**EXERCISE BRIEF**
Select lines where the word "title" appears.

Entries taken from a collection:
◇ ◇ ◇
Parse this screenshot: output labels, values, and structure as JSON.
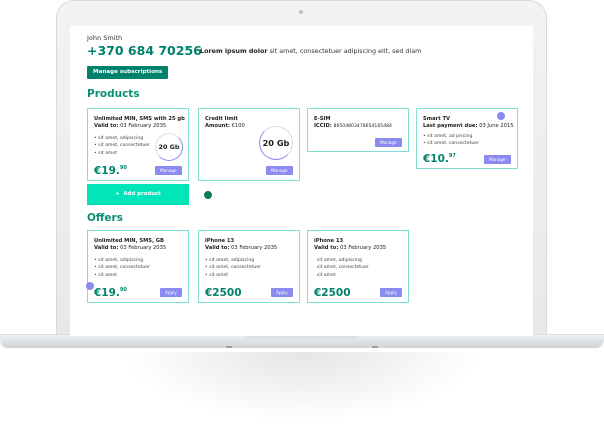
{
  "account": {
    "user_name": "John Smith",
    "phone": "+370 684 70256",
    "promo_bold": "Lorem ipsum dolor",
    "promo_text": " sit amet, consectetuer adipiscing elit, sed diam",
    "manage_subscriptions_label": "Manage subscriptions"
  },
  "products": {
    "title": "Products",
    "add_product_label": "Add product",
    "add_product_icon": "+",
    "items": [
      {
        "title": "Unlimited MIN, SMS with 25 gb",
        "valid_label": "Valid to:",
        "valid_value": "03 February 2035",
        "bullets": [
          "sit amet, adipiscing",
          "sit amet, consectetuer",
          "sit amet"
        ],
        "ring_text": "20 Gb",
        "price": "€19.",
        "price_cents": "90",
        "button": "Manage"
      },
      {
        "title": "Credit limit",
        "amount_label": "Amount:",
        "amount_value": "€100",
        "ring_text": "20 Gb",
        "button": "Manage"
      },
      {
        "title": "E-SIM",
        "iccid_label": "ICCID:",
        "iccid_value": "86504803478654165484",
        "button": "Manage"
      },
      {
        "title": "Smart TV",
        "due_label": "Last payment due:",
        "due_value": "03 June 2015",
        "bullets": [
          "sit amet, ad piscing",
          "sit amet, consectetuer"
        ],
        "price": "€10.",
        "price_cents": "97",
        "button": "Manage"
      }
    ]
  },
  "offers": {
    "title": "Offers",
    "items": [
      {
        "title": "Unlimited MIN, SMS, GB",
        "valid_label": "Valid to:",
        "valid_value": "03 February 2035",
        "bullets": [
          "sit amet, adipiscing",
          "sit amet, consectetuer",
          "sit amet"
        ],
        "price": "€19.",
        "price_cents": "90",
        "button": "Apply"
      },
      {
        "title": "iPhone 13",
        "valid_label": "Valid to:",
        "valid_value": "03 February 2035",
        "bullets": [
          "sit amet, adipiscing",
          "sit amet, consectetuer",
          "sit amet"
        ],
        "price": "€2500",
        "button": "Apply"
      },
      {
        "title": "iPhone 13",
        "valid_label": "Valid to:",
        "valid_value": "03 February 2035",
        "bullets": [
          "sit amet, adipiscing",
          "sit amet, consectetuer",
          "sit amet"
        ],
        "price": "€2500",
        "button": "Apply"
      }
    ]
  },
  "colors": {
    "brand_green": "#00816c",
    "card_border": "#7fe0d3",
    "accent_purple": "#8a8af0",
    "add_button": "#00e6b8"
  }
}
◇ ◇ ◇
**COMPLETED TASK**
    "title": "Products",
        "title": "Unlimited MIN, SMS with 25 gb",
        "title": "Credit limit",
        "title": "E-SIM",
        "title": "Smart TV",
    "title": "Offers",
        "title": "Unlimited MIN, SMS, GB",
        "title": "iPhone 13",
        "title": "iPhone 13",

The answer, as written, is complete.